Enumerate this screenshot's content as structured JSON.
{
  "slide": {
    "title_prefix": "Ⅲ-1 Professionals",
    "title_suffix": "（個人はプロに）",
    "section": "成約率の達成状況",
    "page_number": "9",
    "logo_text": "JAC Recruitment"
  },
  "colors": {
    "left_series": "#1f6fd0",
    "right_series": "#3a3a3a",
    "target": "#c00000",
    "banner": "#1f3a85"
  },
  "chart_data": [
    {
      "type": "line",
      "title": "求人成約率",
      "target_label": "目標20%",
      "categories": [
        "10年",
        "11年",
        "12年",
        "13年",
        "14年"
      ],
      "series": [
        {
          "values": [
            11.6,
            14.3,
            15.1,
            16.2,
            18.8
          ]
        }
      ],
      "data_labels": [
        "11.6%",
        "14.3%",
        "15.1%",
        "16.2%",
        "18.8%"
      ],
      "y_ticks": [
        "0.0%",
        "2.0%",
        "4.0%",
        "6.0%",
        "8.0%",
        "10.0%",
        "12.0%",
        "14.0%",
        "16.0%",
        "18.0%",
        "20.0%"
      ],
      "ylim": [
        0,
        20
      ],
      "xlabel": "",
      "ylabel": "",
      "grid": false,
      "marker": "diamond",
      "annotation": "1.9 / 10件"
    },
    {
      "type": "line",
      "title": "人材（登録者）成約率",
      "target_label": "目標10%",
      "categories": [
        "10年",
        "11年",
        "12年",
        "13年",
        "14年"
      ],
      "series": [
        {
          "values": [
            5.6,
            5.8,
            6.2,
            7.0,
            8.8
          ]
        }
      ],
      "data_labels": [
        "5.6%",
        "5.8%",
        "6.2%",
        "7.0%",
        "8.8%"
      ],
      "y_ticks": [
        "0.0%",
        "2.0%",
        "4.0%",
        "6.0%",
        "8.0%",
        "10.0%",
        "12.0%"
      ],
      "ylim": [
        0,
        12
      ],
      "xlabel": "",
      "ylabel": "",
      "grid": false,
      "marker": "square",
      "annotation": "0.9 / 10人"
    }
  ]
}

WORK TO BE COMPLETED:
Reproduce all of the data exactly as given.

ANSWER TO THE TASK:
Enumerate this screenshot's content as structured JSON.
{
  "slide": {
    "title_prefix": "Ⅲ-1 Professionals",
    "title_suffix": "（個人はプロに）",
    "section": "成約率の達成状況",
    "page_number": "9",
    "logo_text": "JAC Recruitment"
  },
  "colors": {
    "left_series": "#1f6fd0",
    "right_series": "#3a3a3a",
    "target": "#c00000",
    "banner": "#1f3a85"
  },
  "chart_data": [
    {
      "type": "line",
      "title": "求人成約率",
      "target_label": "目標20%",
      "categories": [
        "10年",
        "11年",
        "12年",
        "13年",
        "14年"
      ],
      "series": [
        {
          "values": [
            11.6,
            14.3,
            15.1,
            16.2,
            18.8
          ]
        }
      ],
      "data_labels": [
        "11.6%",
        "14.3%",
        "15.1%",
        "16.2%",
        "18.8%"
      ],
      "y_ticks": [
        "0.0%",
        "2.0%",
        "4.0%",
        "6.0%",
        "8.0%",
        "10.0%",
        "12.0%",
        "14.0%",
        "16.0%",
        "18.0%",
        "20.0%"
      ],
      "ylim": [
        0,
        20
      ],
      "xlabel": "",
      "ylabel": "",
      "grid": false,
      "marker": "diamond",
      "annotation": "1.9 / 10件"
    },
    {
      "type": "line",
      "title": "人材（登録者）成約率",
      "target_label": "目標10%",
      "categories": [
        "10年",
        "11年",
        "12年",
        "13年",
        "14年"
      ],
      "series": [
        {
          "values": [
            5.6,
            5.8,
            6.2,
            7.0,
            8.8
          ]
        }
      ],
      "data_labels": [
        "5.6%",
        "5.8%",
        "6.2%",
        "7.0%",
        "8.8%"
      ],
      "y_ticks": [
        "0.0%",
        "2.0%",
        "4.0%",
        "6.0%",
        "8.0%",
        "10.0%",
        "12.0%"
      ],
      "ylim": [
        0,
        12
      ],
      "xlabel": "",
      "ylabel": "",
      "grid": false,
      "marker": "square",
      "annotation": "0.9 / 10人"
    }
  ]
}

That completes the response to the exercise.